# Prompt:
Retype the material in full, keeping every word the same.

Stored records
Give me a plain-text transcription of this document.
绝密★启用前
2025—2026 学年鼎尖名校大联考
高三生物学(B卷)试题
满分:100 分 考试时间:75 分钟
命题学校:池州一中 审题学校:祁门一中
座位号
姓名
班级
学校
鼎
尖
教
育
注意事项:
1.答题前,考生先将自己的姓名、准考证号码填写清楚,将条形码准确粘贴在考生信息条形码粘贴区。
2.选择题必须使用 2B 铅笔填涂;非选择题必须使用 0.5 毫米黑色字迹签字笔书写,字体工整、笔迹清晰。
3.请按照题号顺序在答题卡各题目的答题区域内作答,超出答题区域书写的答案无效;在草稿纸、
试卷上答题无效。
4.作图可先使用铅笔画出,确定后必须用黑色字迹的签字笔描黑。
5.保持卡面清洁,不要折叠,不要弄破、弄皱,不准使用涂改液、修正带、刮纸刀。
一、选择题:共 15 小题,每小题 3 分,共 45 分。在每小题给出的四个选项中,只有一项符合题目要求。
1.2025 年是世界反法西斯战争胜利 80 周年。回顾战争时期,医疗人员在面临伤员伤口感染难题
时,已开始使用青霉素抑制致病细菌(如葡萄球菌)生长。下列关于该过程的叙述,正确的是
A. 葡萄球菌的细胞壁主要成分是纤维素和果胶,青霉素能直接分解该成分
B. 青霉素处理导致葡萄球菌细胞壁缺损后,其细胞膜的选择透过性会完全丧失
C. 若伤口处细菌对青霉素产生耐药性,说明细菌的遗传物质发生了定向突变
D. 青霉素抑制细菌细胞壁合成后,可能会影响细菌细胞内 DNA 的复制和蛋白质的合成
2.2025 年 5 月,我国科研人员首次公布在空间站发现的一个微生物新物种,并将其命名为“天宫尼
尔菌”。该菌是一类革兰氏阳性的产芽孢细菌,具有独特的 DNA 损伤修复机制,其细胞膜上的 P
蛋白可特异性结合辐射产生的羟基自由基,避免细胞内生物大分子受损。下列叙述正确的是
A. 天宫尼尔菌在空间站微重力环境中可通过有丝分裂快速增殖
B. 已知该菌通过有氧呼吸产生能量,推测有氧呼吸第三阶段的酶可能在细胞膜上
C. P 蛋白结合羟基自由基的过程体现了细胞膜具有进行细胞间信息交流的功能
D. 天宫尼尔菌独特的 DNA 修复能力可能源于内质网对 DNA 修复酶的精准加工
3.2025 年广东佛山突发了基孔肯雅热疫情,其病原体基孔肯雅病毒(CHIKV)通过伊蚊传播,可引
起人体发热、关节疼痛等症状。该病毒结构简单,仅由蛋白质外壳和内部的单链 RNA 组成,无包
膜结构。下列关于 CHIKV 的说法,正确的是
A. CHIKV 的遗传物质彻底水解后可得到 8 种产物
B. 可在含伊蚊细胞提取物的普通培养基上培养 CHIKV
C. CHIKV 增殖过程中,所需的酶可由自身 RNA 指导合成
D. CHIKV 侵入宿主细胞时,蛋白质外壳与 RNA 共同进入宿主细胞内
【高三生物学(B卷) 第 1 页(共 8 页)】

# Task output:
Give me a plain-text transcription of this document.
绝密★启用前
2025—2026 学年鼎尖名校大联考
高三生物学(B卷)试题
满分:100 分 考试时间:75 分钟
命题学校:池州一中 审题学校:祁门一中
座位号
姓名
班级
学校
鼎
尖
教
育
注意事项:
1.答题前,考生先将自己的姓名、准考证号码填写清楚,将条形码准确粘贴在考生信息条形码粘贴区。
2.选择题必须使用 2B 铅笔填涂;非选择题必须使用 0.5 毫米黑色字迹签字笔书写,字体工整、笔迹清晰。
3.请按照题号顺序在答题卡各题目的答题区域内作答,超出答题区域书写的答案无效;在草稿纸、
试卷上答题无效。
4.作图可先使用铅笔画出,确定后必须用黑色字迹的签字笔描黑。
5.保持卡面清洁,不要折叠,不要弄破、弄皱,不准使用涂改液、修正带、刮纸刀。
一、选择题:共 15 小题,每小题 3 分,共 45 分。在每小题给出的四个选项中,只有一项符合题目要求。
1.2025 年是世界反法西斯战争胜利 80 周年。回顾战争时期,医疗人员在面临伤员伤口感染难题
时,已开始使用青霉素抑制致病细菌(如葡萄球菌)生长。下列关于该过程的叙述,正确的是
A. 葡萄球菌的细胞壁主要成分是纤维素和果胶,青霉素能直接分解该成分
B. 青霉素处理导致葡萄球菌细胞壁缺损后,其细胞膜的选择透过性会完全丧失
C. 若伤口处细菌对青霉素产生耐药性,说明细菌的遗传物质发生了定向突变
D. 青霉素抑制细菌细胞壁合成后,可能会影响细菌细胞内 DNA 的复制和蛋白质的合成
2.2025 年 5 月,我国科研人员首次公布在空间站发现的一个微生物新物种,并将其命名为“天宫尼
尔菌”。该菌是一类革兰氏阳性的产芽孢细菌,具有独特的 DNA 损伤修复机制,其细胞膜上的 P
蛋白可特异性结合辐射产生的羟基自由基,避免细胞内生物大分子受损。下列叙述正确的是
A. 天宫尼尔菌在空间站微重力环境中可通过有丝分裂快速增殖
B. 已知该菌通过有氧呼吸产生能量,推测有氧呼吸第三阶段的酶可能在细胞膜上
C. P 蛋白结合羟基自由基的过程体现了细胞膜具有进行细胞间信息交流的功能
D. 天宫尼尔菌独特的 DNA 修复能力可能源于内质网对 DNA 修复酶的精准加工
3.2025 年广东佛山突发了基孔肯雅热疫情,其病原体基孔肯雅病毒(CHIKV)通过伊蚊传播,可引
起人体发热、关节疼痛等症状。该病毒结构简单,仅由蛋白质外壳和内部的单链 RNA 组成,无包
膜结构。下列关于 CHIKV 的说法,正确的是
A. CHIKV 的遗传物质彻底水解后可得到 8 种产物
B. 可在含伊蚊细胞提取物的普通培养基上培养 CHIKV
C. CHIKV 增殖过程中,所需的酶可由自身 RNA 指导合成
D. CHIKV 侵入宿主细胞时,蛋白质外壳与 RNA 共同进入宿主细胞内
【高三生物学(B卷) 第 1 页(共 8 页)】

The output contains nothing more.